AIM OF THE EXERCISE => Below you will find a set of lines. Repeat them all exactly.

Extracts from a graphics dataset
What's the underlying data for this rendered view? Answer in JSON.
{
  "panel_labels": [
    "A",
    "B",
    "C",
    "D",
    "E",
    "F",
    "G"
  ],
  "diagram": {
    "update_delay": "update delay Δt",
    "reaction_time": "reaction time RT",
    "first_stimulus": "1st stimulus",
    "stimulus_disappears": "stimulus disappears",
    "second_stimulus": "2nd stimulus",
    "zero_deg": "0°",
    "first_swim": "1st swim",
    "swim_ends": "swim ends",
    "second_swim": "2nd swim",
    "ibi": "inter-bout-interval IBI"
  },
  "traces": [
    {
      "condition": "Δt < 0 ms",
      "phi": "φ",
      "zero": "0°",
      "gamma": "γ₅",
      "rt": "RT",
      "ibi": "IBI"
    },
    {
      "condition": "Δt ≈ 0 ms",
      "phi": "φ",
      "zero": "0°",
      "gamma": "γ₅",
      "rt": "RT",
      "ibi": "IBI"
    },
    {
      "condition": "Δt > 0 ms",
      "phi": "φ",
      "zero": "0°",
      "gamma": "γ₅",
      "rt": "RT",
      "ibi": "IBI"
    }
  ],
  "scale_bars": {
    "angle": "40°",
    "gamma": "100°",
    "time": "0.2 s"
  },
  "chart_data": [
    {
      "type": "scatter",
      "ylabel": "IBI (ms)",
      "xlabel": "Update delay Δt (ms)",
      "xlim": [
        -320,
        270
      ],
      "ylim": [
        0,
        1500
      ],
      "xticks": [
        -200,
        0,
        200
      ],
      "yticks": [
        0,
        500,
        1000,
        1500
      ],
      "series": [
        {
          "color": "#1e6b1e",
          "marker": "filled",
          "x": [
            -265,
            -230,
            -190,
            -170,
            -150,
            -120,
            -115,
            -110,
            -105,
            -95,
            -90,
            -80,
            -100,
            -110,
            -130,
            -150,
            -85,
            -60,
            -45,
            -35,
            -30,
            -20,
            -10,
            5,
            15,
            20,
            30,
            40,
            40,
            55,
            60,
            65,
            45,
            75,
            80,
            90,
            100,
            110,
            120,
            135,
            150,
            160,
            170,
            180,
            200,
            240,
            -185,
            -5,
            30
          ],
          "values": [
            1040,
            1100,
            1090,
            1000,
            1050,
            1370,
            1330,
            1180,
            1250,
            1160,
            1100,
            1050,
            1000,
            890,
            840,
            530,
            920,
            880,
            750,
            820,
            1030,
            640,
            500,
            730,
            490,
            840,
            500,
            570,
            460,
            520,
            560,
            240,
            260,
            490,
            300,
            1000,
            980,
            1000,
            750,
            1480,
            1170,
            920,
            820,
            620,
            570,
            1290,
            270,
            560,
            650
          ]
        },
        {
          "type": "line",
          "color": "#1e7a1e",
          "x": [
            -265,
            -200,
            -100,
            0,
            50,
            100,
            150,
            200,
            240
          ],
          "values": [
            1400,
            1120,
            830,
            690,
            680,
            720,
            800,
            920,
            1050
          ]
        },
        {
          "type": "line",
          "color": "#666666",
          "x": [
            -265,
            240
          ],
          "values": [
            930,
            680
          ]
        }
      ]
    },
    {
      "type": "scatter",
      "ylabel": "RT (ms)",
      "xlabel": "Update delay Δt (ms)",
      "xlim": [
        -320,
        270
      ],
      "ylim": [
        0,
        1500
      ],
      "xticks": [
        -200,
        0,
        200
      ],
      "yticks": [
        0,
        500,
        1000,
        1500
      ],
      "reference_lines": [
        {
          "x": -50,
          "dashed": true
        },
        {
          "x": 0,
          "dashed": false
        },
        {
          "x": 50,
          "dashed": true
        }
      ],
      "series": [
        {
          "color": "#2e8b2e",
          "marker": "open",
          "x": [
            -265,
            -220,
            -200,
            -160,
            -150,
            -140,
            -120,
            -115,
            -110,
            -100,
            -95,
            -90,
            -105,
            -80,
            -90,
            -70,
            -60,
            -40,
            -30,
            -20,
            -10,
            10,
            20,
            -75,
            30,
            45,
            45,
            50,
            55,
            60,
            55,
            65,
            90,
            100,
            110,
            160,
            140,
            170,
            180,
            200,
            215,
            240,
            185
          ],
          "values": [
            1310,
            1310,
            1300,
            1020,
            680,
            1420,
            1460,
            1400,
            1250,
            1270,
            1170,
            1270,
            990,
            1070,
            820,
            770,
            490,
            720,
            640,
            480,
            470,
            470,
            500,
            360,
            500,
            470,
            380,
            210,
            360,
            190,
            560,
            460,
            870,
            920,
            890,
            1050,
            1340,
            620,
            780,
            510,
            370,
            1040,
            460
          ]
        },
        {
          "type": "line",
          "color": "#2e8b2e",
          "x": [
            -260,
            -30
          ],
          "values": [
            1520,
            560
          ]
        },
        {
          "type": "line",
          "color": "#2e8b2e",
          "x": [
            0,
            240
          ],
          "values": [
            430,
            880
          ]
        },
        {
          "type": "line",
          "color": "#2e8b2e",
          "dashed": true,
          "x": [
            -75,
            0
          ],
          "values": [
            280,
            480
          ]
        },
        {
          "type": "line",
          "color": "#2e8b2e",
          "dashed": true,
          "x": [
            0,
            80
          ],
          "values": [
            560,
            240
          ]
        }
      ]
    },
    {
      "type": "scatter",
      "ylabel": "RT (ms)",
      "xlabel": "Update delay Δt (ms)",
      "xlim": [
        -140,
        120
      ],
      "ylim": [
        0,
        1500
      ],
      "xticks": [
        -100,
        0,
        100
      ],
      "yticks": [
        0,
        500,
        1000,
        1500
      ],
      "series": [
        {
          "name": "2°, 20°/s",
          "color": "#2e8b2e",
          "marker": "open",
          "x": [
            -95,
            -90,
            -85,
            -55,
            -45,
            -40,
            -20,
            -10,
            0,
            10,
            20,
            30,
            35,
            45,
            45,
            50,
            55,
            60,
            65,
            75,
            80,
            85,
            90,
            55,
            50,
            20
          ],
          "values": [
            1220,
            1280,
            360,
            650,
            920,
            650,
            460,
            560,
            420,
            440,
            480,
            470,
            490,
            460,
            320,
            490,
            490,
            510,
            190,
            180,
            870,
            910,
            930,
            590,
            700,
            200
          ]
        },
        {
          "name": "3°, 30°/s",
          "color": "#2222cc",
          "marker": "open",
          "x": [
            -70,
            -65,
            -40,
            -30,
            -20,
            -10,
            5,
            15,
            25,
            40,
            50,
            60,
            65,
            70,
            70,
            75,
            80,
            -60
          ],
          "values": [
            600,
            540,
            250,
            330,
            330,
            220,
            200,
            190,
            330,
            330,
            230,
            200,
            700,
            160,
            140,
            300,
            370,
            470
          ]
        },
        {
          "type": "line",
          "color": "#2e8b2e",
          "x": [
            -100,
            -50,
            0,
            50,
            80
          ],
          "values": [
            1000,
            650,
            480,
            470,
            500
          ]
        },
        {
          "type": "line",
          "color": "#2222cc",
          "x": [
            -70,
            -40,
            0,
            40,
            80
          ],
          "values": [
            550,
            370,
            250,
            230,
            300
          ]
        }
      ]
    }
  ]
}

RESULT OF THIS TASK =>
What's the underlying data for this rendered view? Answer in JSON.
{
  "panel_labels": [
    "A",
    "B",
    "C",
    "D",
    "E",
    "F",
    "G"
  ],
  "diagram": {
    "update_delay": "update delay Δt",
    "reaction_time": "reaction time RT",
    "first_stimulus": "1st stimulus",
    "stimulus_disappears": "stimulus disappears",
    "second_stimulus": "2nd stimulus",
    "zero_deg": "0°",
    "first_swim": "1st swim",
    "swim_ends": "swim ends",
    "second_swim": "2nd swim",
    "ibi": "inter-bout-interval IBI"
  },
  "traces": [
    {
      "condition": "Δt < 0 ms",
      "phi": "φ",
      "zero": "0°",
      "gamma": "γ₅",
      "rt": "RT",
      "ibi": "IBI"
    },
    {
      "condition": "Δt ≈ 0 ms",
      "phi": "φ",
      "zero": "0°",
      "gamma": "γ₅",
      "rt": "RT",
      "ibi": "IBI"
    },
    {
      "condition": "Δt > 0 ms",
      "phi": "φ",
      "zero": "0°",
      "gamma": "γ₅",
      "rt": "RT",
      "ibi": "IBI"
    }
  ],
  "scale_bars": {
    "angle": "40°",
    "gamma": "100°",
    "time": "0.2 s"
  },
  "chart_data": [
    {
      "type": "scatter",
      "ylabel": "IBI (ms)",
      "xlabel": "Update delay Δt (ms)",
      "xlim": [
        -320,
        270
      ],
      "ylim": [
        0,
        1500
      ],
      "xticks": [
        -200,
        0,
        200
      ],
      "yticks": [
        0,
        500,
        1000,
        1500
      ],
      "series": [
        {
          "color": "#1e6b1e",
          "marker": "filled",
          "x": [
            -265,
            -230,
            -190,
            -170,
            -150,
            -120,
            -115,
            -110,
            -105,
            -95,
            -90,
            -80,
            -100,
            -110,
            -130,
            -150,
            -85,
            -60,
            -45,
            -35,
            -30,
            -20,
            -10,
            5,
            15,
            20,
            30,
            40,
            40,
            55,
            60,
            65,
            45,
            75,
            80,
            90,
            100,
            110,
            120,
            135,
            150,
            160,
            170,
            180,
            200,
            240,
            -185,
            -5,
            30
          ],
          "values": [
            1040,
            1100,
            1090,
            1000,
            1050,
            1370,
            1330,
            1180,
            1250,
            1160,
            1100,
            1050,
            1000,
            890,
            840,
            530,
            920,
            880,
            750,
            820,
            1030,
            640,
            500,
            730,
            490,
            840,
            500,
            570,
            460,
            520,
            560,
            240,
            260,
            490,
            300,
            1000,
            980,
            1000,
            750,
            1480,
            1170,
            920,
            820,
            620,
            570,
            1290,
            270,
            560,
            650
          ]
        },
        {
          "type": "line",
          "color": "#1e7a1e",
          "x": [
            -265,
            -200,
            -100,
            0,
            50,
            100,
            150,
            200,
            240
          ],
          "values": [
            1400,
            1120,
            830,
            690,
            680,
            720,
            800,
            920,
            1050
          ]
        },
        {
          "type": "line",
          "color": "#666666",
          "x": [
            -265,
            240
          ],
          "values": [
            930,
            680
          ]
        }
      ]
    },
    {
      "type": "scatter",
      "ylabel": "RT (ms)",
      "xlabel": "Update delay Δt (ms)",
      "xlim": [
        -320,
        270
      ],
      "ylim": [
        0,
        1500
      ],
      "xticks": [
        -200,
        0,
        200
      ],
      "yticks": [
        0,
        500,
        1000,
        1500
      ],
      "reference_lines": [
        {
          "x": -50,
          "dashed": true
        },
        {
          "x": 0,
          "dashed": false
        },
        {
          "x": 50,
          "dashed": true
        }
      ],
      "series": [
        {
          "color": "#2e8b2e",
          "marker": "open",
          "x": [
            -265,
            -220,
            -200,
            -160,
            -150,
            -140,
            -120,
            -115,
            -110,
            -100,
            -95,
            -90,
            -105,
            -80,
            -90,
            -70,
            -60,
            -40,
            -30,
            -20,
            -10,
            10,
            20,
            -75,
            30,
            45,
            45,
            50,
            55,
            60,
            55,
            65,
            90,
            100,
            110,
            160,
            140,
            170,
            180,
            200,
            215,
            240,
            185
          ],
          "values": [
            1310,
            1310,
            1300,
            1020,
            680,
            1420,
            1460,
            1400,
            1250,
            1270,
            1170,
            1270,
            990,
            1070,
            820,
            770,
            490,
            720,
            640,
            480,
            470,
            470,
            500,
            360,
            500,
            470,
            380,
            210,
            360,
            190,
            560,
            460,
            870,
            920,
            890,
            1050,
            1340,
            620,
            780,
            510,
            370,
            1040,
            460
          ]
        },
        {
          "type": "line",
          "color": "#2e8b2e",
          "x": [
            -260,
            -30
          ],
          "values": [
            1520,
            560
          ]
        },
        {
          "type": "line",
          "color": "#2e8b2e",
          "x": [
            0,
            240
          ],
          "values": [
            430,
            880
          ]
        },
        {
          "type": "line",
          "color": "#2e8b2e",
          "dashed": true,
          "x": [
            -75,
            0
          ],
          "values": [
            280,
            480
          ]
        },
        {
          "type": "line",
          "color": "#2e8b2e",
          "dashed": true,
          "x": [
            0,
            80
          ],
          "values": [
            560,
            240
          ]
        }
      ]
    },
    {
      "type": "scatter",
      "ylabel": "RT (ms)",
      "xlabel": "Update delay Δt (ms)",
      "xlim": [
        -140,
        120
      ],
      "ylim": [
        0,
        1500
      ],
      "xticks": [
        -100,
        0,
        100
      ],
      "yticks": [
        0,
        500,
        1000,
        1500
      ],
      "series": [
        {
          "name": "2°, 20°/s",
          "color": "#2e8b2e",
          "marker": "open",
          "x": [
            -95,
            -90,
            -85,
            -55,
            -45,
            -40,
            -20,
            -10,
            0,
            10,
            20,
            30,
            35,
            45,
            45,
            50,
            55,
            60,
            65,
            75,
            80,
            85,
            90,
            55,
            50,
            20
          ],
          "values": [
            1220,
            1280,
            360,
            650,
            920,
            650,
            460,
            560,
            420,
            440,
            480,
            470,
            490,
            460,
            320,
            490,
            490,
            510,
            190,
            180,
            870,
            910,
            930,
            590,
            700,
            200
          ]
        },
        {
          "name": "3°, 30°/s",
          "color": "#2222cc",
          "marker": "open",
          "x": [
            -70,
            -65,
            -40,
            -30,
            -20,
            -10,
            5,
            15,
            25,
            40,
            50,
            60,
            65,
            70,
            70,
            75,
            80,
            -60
          ],
          "values": [
            600,
            540,
            250,
            330,
            330,
            220,
            200,
            190,
            330,
            330,
            230,
            200,
            700,
            160,
            140,
            300,
            370,
            470
          ]
        },
        {
          "type": "line",
          "color": "#2e8b2e",
          "x": [
            -100,
            -50,
            0,
            50,
            80
          ],
          "values": [
            1000,
            650,
            480,
            470,
            500
          ]
        },
        {
          "type": "line",
          "color": "#2222cc",
          "x": [
            -70,
            -40,
            0,
            40,
            80
          ],
          "values": [
            550,
            370,
            250,
            230,
            300
          ]
        }
      ]
    }
  ]
}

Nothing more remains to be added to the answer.